Extracted text:
I am not sure what is the use-case of mixing units with different signs, I am sure there are still. Do you have an example? In moment.js this has been discussed (https://github.com/moment/moment/issues/2408) but it's not part of any spec if I understood well.

What if we just threw errors if users try to provide units with different signs?

As for how I encountered this error, I tried to do:

Duration.fromObject({minutes: -200}).forFormat("hh:mm");

And the output was: -3:-20 instead of my own expectation of -03:20 (just like GMT offsets).

vvo avatar Jul 09 '20 08:07 vvo

TL;DR: no heuristics in a library, please!

I know this is an old issue (and a tough one), but I thought it might be interesting to share my experience with durations. I have worked in the insurance industry for 25 years now, where date arithmetic is core business. Insurance policies need all sorts of date/duration calculations that compute future/past effective dates of several events like expiry, premium due dates, etc. These use different duration units (years, quarters, months and days are the most frequent ones). Most systems have very (i.e. think insanely) sophisticated logic - mostly coded as a mess :) , btw.

I am not sure what is the use-case of mixing units with different signs, I am sure there are still.

Dataset extract:

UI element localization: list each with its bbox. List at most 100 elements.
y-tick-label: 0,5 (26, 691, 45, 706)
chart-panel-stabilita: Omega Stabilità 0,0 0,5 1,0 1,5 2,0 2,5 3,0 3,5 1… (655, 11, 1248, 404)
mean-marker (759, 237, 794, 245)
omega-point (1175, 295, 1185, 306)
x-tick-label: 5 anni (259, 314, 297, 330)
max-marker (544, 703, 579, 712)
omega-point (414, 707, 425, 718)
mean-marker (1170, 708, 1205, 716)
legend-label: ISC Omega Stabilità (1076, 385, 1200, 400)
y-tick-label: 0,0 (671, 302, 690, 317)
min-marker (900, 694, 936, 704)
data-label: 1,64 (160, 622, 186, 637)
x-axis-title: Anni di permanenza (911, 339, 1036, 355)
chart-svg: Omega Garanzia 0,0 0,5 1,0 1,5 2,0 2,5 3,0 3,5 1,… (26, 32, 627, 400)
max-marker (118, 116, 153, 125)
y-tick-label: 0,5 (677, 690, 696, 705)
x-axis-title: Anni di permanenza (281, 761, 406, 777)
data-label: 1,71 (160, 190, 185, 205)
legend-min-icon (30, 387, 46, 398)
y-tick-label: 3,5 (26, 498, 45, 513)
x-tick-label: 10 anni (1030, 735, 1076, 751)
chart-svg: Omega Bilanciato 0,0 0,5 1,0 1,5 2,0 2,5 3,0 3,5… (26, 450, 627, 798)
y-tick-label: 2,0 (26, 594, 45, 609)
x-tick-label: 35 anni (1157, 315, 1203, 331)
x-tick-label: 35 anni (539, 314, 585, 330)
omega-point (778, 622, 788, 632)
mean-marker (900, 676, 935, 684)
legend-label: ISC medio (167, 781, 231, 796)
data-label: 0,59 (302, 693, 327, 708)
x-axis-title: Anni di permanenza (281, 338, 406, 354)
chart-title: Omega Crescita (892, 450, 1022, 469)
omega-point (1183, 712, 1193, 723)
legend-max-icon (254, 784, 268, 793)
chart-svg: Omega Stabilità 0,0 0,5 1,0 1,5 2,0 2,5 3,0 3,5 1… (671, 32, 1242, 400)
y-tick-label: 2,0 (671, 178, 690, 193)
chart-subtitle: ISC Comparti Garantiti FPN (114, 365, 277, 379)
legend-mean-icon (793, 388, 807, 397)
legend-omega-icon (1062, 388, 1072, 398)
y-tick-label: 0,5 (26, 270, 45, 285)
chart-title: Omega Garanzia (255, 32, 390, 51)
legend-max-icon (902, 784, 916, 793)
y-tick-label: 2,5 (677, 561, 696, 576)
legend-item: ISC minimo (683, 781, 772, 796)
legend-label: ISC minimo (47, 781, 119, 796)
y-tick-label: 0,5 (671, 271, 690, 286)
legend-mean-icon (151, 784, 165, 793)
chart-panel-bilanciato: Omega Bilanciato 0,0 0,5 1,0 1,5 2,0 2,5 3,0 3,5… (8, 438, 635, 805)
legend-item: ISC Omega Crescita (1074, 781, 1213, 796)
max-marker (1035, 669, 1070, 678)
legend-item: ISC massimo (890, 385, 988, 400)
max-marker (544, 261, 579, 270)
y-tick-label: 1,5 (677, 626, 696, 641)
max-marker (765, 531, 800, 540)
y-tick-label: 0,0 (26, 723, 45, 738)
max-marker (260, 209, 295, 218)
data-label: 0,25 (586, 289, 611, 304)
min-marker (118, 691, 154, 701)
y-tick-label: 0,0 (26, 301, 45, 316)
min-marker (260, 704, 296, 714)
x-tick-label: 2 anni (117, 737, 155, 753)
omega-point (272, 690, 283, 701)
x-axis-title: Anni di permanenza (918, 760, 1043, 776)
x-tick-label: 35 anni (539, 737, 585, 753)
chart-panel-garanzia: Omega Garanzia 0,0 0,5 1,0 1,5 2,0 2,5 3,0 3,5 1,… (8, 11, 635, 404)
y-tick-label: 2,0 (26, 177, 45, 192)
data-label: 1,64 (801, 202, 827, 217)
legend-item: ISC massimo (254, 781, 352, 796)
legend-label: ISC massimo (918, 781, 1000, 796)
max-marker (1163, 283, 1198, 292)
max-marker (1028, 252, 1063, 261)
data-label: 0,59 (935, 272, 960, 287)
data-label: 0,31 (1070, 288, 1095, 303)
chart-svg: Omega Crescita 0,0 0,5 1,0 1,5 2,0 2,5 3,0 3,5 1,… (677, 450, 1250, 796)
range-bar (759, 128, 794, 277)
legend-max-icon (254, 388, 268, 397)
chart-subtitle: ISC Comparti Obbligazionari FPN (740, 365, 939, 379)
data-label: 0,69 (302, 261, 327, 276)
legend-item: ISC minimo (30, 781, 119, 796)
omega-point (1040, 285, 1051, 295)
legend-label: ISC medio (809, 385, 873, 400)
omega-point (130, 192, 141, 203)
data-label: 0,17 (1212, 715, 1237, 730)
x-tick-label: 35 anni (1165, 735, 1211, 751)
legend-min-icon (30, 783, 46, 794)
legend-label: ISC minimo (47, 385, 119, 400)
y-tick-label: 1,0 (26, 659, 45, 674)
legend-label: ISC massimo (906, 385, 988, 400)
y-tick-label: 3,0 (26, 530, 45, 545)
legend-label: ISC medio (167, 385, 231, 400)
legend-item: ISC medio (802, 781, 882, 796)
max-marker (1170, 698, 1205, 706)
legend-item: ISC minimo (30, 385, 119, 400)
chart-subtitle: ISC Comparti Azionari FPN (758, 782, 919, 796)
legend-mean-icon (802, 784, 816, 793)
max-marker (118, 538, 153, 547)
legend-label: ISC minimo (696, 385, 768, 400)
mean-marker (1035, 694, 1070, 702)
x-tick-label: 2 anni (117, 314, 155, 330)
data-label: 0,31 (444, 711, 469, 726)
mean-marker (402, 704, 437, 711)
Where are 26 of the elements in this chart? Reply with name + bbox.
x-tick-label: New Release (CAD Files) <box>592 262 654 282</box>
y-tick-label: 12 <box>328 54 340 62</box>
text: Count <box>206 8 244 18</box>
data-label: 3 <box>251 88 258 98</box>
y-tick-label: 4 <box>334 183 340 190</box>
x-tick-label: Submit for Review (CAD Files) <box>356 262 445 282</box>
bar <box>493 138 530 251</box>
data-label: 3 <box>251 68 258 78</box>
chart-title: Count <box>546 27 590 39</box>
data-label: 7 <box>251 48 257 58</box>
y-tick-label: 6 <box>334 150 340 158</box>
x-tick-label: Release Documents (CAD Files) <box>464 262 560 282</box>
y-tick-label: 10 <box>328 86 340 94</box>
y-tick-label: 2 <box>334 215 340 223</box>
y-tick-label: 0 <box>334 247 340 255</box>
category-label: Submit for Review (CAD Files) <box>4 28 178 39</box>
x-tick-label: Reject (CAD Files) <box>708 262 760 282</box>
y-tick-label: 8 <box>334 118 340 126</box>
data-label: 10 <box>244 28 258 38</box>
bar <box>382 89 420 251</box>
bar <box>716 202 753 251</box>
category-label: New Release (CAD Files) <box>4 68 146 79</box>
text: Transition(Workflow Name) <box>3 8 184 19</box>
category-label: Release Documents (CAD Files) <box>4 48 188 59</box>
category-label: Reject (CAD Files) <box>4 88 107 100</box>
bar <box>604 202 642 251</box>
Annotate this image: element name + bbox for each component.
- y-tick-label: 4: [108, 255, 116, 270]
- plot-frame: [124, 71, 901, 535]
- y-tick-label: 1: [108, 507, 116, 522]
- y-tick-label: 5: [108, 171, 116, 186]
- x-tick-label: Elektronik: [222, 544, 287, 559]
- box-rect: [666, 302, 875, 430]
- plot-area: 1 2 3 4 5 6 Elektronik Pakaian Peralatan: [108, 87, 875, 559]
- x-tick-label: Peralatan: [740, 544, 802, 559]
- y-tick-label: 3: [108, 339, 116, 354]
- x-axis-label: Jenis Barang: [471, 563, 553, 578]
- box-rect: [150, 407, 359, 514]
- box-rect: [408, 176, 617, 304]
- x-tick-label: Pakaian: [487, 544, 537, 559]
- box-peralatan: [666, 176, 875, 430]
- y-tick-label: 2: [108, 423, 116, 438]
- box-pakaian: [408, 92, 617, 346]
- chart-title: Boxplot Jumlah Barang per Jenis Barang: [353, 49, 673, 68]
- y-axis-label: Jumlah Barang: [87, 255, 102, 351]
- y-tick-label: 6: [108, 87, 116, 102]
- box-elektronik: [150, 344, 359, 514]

Work item: In the comments on duration signs, substitute "guesswork" for "heuristics" and give back the passage from "TL;DR: no heuristics" to "mess :) , btw.".

Output below:
TL;DR: no guesswork in a library, please!

I know this is an old issue (and a tough one), but I thought it might be interesting to share my experience with durations. I have worked in the insurance industry for 25 years now, where date arithmetic is core business. Insurance policies need all sorts of date/duration calculations that compute future/past effective dates of several events like expiry, premium due dates, etc. These use different duration units (years, quarters, months and days are the most frequent ones). Most systems have very (i.e. think insanely) sophisticated logic - mostly coded as a mess :) , btw.